Copy every line of the data that contains the string "Displays".

-- Start DATASET RECORDS --

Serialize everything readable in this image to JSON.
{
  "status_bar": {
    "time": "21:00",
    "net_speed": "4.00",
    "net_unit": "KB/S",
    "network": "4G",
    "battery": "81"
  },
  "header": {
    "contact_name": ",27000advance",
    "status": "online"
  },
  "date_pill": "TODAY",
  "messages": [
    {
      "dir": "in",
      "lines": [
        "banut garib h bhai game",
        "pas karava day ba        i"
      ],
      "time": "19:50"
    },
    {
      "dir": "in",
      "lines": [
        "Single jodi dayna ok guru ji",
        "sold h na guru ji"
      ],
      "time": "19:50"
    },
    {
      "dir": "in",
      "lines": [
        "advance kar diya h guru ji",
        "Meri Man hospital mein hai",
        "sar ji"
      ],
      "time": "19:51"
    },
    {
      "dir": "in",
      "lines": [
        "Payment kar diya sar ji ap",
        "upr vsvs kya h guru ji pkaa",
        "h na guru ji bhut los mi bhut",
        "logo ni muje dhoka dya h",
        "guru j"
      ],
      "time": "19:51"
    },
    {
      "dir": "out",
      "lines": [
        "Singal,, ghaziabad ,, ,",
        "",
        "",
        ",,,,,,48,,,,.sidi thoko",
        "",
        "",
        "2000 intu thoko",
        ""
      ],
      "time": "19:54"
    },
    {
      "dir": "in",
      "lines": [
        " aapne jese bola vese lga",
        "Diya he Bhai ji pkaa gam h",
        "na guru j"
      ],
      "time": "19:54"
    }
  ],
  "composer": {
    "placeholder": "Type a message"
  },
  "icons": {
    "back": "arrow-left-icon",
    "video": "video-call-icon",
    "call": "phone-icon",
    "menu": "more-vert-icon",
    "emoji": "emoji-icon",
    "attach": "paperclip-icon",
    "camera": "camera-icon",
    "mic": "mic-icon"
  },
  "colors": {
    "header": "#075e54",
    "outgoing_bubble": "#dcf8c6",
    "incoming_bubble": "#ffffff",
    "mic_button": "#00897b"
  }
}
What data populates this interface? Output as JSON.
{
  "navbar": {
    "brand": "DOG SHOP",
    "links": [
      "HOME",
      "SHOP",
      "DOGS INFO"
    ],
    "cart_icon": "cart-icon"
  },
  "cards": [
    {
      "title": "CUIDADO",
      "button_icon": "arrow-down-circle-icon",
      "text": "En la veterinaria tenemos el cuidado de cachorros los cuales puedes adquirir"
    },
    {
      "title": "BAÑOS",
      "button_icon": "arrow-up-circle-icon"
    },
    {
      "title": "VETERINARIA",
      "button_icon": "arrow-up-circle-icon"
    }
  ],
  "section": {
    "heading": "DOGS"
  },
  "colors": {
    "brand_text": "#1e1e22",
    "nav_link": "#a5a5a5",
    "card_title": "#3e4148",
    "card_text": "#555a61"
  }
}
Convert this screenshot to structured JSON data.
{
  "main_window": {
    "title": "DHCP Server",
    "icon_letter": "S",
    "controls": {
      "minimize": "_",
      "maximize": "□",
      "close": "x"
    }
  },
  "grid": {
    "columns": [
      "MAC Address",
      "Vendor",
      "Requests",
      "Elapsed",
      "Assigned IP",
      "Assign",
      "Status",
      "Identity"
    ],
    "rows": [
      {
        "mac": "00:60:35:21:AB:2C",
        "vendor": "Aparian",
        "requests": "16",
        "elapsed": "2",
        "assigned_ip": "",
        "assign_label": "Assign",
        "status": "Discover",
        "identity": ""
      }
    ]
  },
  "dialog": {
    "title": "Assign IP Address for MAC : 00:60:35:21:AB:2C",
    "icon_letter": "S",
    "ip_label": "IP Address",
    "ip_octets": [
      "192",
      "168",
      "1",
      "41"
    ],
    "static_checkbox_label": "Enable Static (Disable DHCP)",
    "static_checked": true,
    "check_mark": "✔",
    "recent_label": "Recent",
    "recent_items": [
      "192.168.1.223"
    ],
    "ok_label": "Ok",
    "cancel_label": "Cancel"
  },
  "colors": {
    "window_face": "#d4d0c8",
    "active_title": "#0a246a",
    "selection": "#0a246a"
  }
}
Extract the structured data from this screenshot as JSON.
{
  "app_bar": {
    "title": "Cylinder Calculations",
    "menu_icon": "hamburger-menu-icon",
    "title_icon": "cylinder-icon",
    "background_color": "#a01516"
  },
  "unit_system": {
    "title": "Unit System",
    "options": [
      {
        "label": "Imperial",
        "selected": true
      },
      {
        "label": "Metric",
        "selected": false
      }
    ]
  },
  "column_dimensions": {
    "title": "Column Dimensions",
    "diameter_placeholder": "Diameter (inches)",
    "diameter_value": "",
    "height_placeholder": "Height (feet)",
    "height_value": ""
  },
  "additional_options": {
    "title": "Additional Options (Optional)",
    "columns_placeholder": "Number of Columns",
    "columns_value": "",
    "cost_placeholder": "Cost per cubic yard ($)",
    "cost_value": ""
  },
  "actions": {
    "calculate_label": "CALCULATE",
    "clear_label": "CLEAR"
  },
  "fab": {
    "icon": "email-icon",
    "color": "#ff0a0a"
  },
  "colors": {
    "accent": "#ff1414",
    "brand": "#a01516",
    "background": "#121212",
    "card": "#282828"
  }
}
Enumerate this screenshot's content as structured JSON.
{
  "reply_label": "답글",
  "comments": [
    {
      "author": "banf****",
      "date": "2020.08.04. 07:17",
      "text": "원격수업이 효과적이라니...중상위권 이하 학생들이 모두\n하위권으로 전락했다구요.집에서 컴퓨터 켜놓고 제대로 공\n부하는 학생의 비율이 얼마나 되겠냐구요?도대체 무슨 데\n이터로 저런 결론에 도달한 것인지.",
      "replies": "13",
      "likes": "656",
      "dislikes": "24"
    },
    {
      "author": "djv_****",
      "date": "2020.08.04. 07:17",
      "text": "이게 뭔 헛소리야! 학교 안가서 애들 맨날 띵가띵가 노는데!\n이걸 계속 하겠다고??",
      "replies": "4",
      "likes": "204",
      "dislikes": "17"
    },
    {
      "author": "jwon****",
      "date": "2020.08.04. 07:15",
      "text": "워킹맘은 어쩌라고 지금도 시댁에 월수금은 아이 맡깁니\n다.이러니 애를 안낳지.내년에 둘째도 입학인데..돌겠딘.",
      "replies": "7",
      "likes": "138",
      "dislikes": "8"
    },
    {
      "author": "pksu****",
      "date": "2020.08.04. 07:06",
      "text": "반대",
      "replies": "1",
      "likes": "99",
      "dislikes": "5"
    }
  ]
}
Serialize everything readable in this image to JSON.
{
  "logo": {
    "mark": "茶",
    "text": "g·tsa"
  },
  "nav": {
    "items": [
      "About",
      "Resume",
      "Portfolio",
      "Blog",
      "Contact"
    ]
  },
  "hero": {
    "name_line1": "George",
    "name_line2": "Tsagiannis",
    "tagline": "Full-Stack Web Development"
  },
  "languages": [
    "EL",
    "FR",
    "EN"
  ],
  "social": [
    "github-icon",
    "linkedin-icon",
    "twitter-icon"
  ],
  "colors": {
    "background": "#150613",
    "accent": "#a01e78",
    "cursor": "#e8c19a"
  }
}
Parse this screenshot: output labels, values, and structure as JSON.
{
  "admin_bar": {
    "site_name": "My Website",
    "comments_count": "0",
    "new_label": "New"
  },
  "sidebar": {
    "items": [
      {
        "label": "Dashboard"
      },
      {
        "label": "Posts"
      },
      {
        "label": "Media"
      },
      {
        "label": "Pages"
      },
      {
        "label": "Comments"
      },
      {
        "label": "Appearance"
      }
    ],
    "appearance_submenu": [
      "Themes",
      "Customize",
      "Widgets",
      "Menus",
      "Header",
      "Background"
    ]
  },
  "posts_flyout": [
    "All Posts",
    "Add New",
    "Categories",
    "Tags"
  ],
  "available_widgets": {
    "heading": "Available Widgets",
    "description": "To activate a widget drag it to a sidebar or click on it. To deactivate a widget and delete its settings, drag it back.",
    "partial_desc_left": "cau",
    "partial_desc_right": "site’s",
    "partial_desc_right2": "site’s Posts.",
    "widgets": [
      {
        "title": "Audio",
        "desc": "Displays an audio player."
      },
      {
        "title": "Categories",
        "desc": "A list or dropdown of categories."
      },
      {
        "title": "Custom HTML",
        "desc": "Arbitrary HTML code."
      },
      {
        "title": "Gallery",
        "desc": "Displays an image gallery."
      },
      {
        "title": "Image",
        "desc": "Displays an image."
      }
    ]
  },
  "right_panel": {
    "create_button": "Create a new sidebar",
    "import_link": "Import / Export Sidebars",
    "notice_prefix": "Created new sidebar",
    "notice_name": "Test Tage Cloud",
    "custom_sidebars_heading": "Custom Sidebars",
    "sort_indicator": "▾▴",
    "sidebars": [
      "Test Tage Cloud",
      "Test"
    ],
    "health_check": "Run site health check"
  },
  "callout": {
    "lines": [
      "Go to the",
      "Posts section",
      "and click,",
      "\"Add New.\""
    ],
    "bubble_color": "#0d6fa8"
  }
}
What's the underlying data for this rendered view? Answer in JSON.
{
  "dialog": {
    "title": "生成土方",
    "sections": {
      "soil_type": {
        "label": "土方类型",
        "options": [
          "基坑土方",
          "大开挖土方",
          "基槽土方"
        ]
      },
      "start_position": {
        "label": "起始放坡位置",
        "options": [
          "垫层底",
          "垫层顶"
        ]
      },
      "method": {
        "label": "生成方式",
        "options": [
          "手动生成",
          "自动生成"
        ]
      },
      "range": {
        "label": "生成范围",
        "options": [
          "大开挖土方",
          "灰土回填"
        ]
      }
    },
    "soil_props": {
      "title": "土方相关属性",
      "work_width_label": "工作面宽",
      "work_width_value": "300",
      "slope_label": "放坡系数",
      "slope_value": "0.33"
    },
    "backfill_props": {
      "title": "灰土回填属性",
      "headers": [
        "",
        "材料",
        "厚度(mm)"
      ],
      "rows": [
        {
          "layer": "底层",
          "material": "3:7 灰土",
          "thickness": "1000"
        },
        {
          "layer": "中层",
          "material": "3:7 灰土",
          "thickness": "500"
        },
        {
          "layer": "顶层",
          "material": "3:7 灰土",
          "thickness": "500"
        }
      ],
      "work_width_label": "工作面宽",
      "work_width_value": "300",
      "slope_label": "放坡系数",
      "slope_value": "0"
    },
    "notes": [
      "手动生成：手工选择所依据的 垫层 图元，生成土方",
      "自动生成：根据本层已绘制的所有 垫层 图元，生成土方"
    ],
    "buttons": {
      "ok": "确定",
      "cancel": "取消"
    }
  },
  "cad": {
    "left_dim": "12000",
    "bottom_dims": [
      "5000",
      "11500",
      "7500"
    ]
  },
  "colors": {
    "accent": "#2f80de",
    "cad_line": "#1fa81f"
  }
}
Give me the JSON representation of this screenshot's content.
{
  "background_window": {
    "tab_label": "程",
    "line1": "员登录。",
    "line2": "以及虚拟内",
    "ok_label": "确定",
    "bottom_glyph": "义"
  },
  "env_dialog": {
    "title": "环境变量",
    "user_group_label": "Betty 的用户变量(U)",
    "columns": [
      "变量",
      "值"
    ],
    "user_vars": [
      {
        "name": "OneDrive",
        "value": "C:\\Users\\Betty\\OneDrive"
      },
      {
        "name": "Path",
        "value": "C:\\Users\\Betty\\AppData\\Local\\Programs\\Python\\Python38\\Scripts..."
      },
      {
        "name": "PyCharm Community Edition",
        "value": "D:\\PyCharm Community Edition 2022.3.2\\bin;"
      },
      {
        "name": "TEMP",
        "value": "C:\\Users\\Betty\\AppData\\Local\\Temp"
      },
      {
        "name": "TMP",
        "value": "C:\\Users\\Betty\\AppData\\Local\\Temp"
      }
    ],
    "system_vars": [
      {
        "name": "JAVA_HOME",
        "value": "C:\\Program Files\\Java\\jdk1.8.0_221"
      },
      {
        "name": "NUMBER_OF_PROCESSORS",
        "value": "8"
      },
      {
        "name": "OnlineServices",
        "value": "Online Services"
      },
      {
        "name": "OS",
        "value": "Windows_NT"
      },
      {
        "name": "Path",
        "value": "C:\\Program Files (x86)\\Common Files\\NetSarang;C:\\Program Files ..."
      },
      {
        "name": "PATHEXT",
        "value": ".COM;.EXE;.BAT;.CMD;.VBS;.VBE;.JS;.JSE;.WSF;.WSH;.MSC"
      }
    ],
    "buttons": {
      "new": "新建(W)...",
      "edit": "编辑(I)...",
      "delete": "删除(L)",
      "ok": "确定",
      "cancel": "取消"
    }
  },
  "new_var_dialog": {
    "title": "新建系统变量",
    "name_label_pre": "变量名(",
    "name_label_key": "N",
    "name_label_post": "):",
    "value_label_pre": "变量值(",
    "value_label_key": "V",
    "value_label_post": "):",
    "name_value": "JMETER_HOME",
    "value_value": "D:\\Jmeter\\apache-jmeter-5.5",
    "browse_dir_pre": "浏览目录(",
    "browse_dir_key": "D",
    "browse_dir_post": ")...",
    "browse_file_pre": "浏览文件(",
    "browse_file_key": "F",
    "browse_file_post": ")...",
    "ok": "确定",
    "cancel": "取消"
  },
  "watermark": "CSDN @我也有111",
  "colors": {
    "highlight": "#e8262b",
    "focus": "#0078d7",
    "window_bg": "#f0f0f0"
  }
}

-- End DATASET RECORDS --

SOLUTION TO THIS TASK =>
        "desc": "Displays an audio player."
        "desc": "Displays an image gallery."
        "desc": "Displays an image."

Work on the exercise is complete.